◆ What is being asked: Please retype the passage of the Caesar provenance page starting at "Search results can" and ending at "orbiting provenance paths.", keeping every character the same.

◆ Excerpt to read:

_ _ _ _

Provenance

Search results can drift: URLs change, snippets age, and the source an agent saw may not match what a human opens later. Caesar returns source identity and capture metadata so a citation can point at content that can be verified later.

A glass orb holding layered documents, punched-card textures, botanical shadows, and orbiting provenance paths.

cURL

curl -s https://alpha.api.trycaesar.com/v1/search \
  -H "Authorization: Bearer $CAESAR_API_KEY" \
  -H "Content-Type: application/json" \
  -d '{
    "query": "linux kernel amd gpu suspend",
    "max_results": 1,
    "response": { "verbosity": "full" }
  }'

The result, trimmed and annotated:

{
  "search_id": "a7e2b9c1-3d4f-4a5b-8c6d-9e0f1a2b3c4d",  // ID for /v1/feedback
  "ranking": {
    "ranker_version": "reranked_v1",
    "score_scope": "response_local"                      // scores never compare across responses
  },
  "results": [
    {
      "rank": 1,                                          // response-local — never store as a fact
      "doc_id": "0c944fa8-4c8f-4f48-9b08-0fb2fd3438ec",   // document identity
      "canonical_url": "https://example.com/amdgpu-suspend-regression",
      "source_url": "https://example.com/amdgpu-suspend-regression?utm_source=feed",
      "title": "amdgpu: suspend regression report",
      "score": { "value": 0.87 },                         // response-local — never store as a fact
      "metadata": {
        "first_seen_at": "2026-06-12T09:58:00Z",
        "last_seen_at": "2026-06-12T09:58:00Z",
        "last_crawled_at": "2026-06-12T09:58:00Z",
        "extracted_at": "2026-06-12T09:58:00Z",
        "content_digest": "sha256:3f6e…",                 // verify content identity across reads
        "published_at": "2026-06-01T00:00:00Z"

_ _ _ _

◆ Extracted data:
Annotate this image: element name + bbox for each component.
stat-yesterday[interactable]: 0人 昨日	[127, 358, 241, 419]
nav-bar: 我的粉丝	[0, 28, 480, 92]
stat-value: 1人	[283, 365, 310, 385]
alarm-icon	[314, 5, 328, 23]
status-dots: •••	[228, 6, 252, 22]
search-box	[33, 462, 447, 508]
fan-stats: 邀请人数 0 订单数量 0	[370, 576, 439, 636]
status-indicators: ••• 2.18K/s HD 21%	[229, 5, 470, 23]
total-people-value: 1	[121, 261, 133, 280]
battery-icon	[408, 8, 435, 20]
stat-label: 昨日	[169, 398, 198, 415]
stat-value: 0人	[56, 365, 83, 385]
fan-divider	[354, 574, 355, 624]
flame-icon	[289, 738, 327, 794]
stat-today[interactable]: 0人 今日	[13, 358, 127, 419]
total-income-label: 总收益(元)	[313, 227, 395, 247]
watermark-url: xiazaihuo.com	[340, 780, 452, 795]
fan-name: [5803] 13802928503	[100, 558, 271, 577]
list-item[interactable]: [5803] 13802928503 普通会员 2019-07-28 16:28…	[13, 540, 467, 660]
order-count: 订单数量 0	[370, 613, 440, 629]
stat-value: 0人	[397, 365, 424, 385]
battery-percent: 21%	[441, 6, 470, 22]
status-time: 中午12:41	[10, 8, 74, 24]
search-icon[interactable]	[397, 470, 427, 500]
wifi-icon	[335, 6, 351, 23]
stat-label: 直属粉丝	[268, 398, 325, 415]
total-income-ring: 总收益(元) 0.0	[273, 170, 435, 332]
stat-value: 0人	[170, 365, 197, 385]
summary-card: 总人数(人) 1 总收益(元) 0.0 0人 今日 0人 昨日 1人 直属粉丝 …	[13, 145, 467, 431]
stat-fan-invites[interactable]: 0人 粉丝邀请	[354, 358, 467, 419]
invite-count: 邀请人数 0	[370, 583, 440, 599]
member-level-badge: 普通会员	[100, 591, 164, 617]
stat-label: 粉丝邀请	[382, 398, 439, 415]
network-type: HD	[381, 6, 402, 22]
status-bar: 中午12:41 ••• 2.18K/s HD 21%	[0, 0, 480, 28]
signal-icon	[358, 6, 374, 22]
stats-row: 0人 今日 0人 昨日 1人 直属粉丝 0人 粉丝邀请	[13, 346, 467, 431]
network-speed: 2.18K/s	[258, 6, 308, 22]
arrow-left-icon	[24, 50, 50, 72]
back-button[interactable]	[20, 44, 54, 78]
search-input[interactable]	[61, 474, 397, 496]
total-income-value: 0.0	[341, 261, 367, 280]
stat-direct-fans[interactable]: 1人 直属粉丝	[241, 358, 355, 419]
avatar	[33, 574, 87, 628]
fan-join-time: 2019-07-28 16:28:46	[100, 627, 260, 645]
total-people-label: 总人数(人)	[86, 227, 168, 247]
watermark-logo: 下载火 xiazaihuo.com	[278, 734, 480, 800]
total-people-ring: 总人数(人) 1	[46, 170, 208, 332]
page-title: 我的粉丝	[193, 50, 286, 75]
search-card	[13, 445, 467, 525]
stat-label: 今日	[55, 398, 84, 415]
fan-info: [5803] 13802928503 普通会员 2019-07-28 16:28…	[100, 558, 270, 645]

_ _ _ _

◆ Response for this exercise:
Search results can drift: URLs change, snippets age, and the source an agent saw may not match what a human opens later. Caesar returns source identity and capture metadata so a citation can point at content that can be verified later.

A glass orb holding layered documents, punched-card textures, botanical shadows, and orbiting provenance paths.